# What is needed:
Take every line from the listing below that contains "mean".

─── Given data ───

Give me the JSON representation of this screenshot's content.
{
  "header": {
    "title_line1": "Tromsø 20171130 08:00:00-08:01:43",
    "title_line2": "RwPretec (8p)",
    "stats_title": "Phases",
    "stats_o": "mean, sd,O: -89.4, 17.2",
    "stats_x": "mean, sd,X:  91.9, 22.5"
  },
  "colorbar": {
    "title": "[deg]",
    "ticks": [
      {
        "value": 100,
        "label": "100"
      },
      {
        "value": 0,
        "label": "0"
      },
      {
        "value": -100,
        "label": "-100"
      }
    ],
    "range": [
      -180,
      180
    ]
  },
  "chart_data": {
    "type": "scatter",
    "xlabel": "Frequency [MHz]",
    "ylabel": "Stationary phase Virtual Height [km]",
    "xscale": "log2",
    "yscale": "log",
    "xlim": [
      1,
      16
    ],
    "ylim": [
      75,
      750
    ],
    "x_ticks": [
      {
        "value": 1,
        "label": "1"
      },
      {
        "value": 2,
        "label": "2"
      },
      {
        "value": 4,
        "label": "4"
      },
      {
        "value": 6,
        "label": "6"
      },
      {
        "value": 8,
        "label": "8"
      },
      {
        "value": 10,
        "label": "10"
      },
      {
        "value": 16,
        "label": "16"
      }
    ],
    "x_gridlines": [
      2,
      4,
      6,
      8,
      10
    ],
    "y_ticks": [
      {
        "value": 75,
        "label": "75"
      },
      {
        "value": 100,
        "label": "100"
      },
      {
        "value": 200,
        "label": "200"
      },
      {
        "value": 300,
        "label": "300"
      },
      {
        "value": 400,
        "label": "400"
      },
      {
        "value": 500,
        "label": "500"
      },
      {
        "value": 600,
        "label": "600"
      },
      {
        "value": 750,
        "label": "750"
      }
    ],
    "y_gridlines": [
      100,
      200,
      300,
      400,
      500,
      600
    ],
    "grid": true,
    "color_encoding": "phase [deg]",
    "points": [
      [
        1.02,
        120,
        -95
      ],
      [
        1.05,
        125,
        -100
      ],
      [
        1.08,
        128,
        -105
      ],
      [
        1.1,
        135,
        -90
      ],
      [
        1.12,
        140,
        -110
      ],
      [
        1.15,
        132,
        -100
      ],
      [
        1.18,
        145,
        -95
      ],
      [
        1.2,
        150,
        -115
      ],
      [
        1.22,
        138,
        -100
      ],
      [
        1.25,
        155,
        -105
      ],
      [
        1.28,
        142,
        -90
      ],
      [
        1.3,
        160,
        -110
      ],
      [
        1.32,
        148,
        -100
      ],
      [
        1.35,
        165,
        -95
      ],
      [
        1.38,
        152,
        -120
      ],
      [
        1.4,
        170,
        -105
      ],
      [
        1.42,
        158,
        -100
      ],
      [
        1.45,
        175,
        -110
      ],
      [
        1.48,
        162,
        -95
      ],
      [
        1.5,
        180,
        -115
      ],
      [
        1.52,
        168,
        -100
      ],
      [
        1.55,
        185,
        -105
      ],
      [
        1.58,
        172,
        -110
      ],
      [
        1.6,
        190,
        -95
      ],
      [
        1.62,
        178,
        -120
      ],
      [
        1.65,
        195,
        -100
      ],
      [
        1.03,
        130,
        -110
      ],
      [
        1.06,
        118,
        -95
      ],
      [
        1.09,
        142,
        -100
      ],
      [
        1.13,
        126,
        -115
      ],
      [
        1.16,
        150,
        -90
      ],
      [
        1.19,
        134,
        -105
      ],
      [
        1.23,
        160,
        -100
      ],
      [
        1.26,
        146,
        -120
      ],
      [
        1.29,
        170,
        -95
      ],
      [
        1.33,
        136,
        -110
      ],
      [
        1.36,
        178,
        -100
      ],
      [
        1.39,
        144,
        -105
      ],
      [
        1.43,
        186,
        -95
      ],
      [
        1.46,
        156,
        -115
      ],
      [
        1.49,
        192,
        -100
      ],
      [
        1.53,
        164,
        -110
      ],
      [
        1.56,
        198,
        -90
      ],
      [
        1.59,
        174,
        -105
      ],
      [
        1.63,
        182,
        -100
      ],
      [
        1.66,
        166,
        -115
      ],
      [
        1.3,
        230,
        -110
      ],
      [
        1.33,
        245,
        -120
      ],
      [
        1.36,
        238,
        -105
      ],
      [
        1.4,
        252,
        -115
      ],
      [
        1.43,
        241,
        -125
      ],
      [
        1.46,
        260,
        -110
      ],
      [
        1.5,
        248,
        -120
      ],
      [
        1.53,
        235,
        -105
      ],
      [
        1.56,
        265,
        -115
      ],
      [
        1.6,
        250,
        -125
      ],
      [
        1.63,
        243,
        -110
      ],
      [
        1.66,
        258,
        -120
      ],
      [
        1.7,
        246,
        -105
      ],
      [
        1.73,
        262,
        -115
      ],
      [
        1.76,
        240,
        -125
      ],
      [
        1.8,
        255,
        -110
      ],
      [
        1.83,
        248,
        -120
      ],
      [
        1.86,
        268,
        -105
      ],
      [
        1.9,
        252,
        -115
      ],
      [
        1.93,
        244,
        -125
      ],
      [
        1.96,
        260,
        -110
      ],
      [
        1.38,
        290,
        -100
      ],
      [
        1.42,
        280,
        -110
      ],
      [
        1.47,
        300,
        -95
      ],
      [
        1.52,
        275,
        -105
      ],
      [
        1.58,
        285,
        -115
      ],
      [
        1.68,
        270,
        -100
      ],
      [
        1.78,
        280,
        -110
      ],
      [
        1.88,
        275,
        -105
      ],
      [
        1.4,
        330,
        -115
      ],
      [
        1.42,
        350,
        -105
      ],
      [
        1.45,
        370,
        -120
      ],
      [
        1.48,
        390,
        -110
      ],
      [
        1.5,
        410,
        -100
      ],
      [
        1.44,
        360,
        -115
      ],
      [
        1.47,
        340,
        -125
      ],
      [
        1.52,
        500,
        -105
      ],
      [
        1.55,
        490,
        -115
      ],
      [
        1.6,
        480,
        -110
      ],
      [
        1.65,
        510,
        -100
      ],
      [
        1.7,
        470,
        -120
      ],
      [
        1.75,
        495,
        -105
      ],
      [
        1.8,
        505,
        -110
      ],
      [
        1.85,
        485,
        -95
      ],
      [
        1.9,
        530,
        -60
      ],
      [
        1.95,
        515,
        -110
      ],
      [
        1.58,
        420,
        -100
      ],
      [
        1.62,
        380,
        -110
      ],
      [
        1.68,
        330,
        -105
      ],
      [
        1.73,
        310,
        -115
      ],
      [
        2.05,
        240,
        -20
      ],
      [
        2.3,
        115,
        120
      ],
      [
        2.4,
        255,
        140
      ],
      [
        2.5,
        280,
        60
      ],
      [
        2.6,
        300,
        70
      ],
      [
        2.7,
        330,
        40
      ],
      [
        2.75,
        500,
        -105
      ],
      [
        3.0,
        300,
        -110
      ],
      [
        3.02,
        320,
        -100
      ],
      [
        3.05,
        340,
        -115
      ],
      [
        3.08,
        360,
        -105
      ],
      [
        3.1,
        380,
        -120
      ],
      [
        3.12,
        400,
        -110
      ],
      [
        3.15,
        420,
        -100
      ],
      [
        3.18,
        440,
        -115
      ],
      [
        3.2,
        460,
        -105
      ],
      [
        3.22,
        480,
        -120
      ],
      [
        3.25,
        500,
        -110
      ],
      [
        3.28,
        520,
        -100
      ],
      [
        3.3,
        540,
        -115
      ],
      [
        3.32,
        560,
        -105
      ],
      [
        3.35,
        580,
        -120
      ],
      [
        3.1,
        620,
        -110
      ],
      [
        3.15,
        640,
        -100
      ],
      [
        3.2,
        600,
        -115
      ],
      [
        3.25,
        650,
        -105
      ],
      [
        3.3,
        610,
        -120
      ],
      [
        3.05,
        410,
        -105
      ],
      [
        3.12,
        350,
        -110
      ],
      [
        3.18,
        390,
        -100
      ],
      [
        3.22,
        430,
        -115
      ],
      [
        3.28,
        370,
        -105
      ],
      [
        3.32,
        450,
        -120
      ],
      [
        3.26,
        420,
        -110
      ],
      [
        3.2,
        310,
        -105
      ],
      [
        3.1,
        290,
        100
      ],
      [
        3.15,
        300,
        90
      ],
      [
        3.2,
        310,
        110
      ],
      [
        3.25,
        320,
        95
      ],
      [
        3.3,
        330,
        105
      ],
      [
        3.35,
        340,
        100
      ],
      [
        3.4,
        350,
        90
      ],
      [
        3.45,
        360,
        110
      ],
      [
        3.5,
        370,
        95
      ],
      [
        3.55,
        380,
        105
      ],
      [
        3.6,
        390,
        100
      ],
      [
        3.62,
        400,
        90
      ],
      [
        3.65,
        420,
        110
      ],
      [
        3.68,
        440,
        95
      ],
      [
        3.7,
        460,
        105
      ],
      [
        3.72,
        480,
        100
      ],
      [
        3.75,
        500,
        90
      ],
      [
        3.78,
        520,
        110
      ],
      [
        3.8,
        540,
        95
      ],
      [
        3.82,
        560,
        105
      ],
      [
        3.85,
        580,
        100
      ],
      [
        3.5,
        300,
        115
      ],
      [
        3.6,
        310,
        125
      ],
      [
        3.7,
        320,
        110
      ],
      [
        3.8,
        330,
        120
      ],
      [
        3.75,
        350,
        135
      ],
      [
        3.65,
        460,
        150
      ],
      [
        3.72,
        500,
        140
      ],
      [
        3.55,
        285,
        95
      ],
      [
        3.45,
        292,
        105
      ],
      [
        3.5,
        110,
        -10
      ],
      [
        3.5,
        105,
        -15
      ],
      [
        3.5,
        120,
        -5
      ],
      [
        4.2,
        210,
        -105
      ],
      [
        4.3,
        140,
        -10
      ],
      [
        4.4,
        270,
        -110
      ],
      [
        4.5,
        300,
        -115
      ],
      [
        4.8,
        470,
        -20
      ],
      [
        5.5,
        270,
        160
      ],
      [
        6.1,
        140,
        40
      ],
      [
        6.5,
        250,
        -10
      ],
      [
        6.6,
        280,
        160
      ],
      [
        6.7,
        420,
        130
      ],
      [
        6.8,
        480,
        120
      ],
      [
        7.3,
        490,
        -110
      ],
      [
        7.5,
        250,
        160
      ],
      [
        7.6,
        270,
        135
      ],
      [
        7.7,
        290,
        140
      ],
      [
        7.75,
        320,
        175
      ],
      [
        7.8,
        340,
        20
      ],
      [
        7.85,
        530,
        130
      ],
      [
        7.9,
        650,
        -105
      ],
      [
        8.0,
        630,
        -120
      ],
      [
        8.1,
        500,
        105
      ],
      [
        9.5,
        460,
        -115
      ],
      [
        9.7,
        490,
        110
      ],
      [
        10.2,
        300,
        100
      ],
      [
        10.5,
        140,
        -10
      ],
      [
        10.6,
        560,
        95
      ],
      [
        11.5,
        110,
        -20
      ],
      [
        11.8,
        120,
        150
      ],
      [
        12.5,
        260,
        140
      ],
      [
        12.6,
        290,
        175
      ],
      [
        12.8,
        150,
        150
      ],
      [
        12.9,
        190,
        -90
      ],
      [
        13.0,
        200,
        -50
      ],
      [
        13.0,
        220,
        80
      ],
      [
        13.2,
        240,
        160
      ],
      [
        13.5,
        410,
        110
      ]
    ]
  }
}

───

# Solved exercise:
    "stats_o": "mean, sd,O: -89.4, 17.2",
    "stats_x": "mean, sd,X:  91.9, 22.5"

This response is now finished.